# Stated goal
Look through the data below. Collect every line where the word "Twitter" occurs.

========================

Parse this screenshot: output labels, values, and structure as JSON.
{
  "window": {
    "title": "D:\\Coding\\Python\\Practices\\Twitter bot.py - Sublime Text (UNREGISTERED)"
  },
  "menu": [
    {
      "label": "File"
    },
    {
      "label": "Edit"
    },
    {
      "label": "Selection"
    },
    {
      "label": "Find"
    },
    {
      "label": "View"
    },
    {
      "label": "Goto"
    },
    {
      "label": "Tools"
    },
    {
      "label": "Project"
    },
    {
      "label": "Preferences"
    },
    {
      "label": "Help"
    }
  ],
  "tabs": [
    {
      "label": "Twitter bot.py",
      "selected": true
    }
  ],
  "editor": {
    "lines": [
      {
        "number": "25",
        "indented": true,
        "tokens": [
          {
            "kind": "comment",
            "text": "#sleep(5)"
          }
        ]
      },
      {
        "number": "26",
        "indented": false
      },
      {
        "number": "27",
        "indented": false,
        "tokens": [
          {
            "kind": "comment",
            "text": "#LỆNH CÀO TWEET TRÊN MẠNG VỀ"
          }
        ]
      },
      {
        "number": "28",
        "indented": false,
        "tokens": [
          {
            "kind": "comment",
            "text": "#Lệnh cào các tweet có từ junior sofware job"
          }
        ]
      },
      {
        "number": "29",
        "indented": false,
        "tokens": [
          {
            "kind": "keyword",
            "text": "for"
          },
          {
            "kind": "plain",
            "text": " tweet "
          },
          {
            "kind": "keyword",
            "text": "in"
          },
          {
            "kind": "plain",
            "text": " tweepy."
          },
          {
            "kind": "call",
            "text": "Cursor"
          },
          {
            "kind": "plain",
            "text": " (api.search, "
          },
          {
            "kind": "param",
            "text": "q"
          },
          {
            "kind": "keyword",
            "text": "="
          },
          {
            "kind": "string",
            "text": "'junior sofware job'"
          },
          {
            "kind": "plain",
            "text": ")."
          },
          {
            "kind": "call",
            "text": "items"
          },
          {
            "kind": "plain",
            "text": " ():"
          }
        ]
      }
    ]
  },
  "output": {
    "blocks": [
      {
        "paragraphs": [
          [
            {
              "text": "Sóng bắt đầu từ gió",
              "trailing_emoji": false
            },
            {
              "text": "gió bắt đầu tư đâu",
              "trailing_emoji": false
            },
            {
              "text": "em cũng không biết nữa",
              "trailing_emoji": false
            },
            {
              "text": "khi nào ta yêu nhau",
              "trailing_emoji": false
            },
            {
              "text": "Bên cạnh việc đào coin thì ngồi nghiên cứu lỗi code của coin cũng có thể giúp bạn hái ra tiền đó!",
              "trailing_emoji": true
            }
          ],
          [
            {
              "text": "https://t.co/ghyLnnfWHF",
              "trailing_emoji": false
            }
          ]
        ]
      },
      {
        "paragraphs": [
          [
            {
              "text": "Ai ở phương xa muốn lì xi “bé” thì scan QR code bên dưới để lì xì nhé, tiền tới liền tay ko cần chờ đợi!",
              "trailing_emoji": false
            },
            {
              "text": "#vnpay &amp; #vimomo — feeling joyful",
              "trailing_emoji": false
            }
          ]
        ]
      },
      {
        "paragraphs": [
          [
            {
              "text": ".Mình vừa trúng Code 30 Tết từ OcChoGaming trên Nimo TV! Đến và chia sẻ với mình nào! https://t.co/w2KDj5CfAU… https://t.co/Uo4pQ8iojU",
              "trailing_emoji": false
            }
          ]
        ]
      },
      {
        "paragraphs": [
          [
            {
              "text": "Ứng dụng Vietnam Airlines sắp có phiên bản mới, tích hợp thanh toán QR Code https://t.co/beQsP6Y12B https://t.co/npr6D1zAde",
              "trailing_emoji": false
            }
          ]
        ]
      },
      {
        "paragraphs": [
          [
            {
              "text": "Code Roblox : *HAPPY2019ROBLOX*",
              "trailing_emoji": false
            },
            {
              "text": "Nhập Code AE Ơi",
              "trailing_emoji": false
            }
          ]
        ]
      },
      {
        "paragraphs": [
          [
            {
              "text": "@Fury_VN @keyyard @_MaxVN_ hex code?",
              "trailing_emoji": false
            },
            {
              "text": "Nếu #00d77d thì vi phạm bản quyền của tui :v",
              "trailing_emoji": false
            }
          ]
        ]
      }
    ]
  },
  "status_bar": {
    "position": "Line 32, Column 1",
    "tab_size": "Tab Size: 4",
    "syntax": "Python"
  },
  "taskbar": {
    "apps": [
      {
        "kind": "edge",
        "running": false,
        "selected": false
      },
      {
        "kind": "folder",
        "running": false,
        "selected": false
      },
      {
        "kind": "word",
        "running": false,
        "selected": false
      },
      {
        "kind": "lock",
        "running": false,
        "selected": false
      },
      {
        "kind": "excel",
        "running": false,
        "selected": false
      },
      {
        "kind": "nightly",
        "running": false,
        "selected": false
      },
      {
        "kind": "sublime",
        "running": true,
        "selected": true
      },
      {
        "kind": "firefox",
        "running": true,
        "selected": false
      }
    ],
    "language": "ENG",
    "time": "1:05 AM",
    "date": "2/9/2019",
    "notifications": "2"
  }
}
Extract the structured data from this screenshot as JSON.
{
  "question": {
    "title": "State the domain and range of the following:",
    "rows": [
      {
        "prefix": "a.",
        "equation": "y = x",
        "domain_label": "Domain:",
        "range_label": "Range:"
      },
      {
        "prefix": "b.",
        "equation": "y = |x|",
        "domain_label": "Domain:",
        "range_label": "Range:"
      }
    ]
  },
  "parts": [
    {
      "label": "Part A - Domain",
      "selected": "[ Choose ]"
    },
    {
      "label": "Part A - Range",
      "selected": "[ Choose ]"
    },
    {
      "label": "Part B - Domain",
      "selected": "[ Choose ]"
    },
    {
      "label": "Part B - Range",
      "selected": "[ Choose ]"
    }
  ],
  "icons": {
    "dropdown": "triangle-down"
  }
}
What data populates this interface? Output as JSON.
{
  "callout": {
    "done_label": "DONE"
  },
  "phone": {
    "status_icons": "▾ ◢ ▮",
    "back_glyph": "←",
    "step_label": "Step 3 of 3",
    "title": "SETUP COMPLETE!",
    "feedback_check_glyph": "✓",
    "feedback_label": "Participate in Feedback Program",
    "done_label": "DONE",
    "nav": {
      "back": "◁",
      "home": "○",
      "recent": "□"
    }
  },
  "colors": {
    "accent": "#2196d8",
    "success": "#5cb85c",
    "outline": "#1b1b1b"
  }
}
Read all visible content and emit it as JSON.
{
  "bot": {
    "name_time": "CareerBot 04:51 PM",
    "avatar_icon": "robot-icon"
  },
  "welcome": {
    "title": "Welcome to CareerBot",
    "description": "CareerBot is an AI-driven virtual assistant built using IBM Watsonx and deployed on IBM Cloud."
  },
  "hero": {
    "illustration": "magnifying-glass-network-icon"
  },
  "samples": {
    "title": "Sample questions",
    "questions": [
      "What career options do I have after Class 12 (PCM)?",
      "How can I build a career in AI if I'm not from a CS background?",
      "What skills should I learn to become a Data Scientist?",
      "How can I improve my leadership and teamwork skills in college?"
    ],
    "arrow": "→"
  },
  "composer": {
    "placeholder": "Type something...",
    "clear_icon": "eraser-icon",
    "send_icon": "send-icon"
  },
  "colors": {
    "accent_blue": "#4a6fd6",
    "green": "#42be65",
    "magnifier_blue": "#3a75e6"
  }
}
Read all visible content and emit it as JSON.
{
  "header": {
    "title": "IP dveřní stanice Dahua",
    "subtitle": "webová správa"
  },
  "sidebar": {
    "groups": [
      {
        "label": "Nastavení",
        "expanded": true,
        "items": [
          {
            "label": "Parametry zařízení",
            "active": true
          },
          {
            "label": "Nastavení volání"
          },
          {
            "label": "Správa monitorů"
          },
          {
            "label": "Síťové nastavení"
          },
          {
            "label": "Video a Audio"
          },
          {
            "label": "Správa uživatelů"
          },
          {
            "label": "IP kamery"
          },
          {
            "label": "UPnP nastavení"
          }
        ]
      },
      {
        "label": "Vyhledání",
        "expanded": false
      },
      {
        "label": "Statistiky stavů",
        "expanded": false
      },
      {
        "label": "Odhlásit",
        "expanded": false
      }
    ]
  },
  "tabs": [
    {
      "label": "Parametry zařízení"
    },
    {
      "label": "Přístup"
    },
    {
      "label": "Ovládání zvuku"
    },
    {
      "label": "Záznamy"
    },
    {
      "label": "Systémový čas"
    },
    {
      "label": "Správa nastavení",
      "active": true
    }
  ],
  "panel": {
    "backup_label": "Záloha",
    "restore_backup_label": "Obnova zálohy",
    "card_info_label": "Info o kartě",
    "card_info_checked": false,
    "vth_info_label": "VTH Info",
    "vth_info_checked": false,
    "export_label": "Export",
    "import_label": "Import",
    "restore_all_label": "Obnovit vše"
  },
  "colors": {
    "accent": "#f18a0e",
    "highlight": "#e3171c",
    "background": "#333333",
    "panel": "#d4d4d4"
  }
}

========================

# Correct response
    "title": "D:\\Coding\\Python\\Practices\\Twitter bot.py - Sublime Text (UNREGISTERED)"
      "label": "Twitter bot.py",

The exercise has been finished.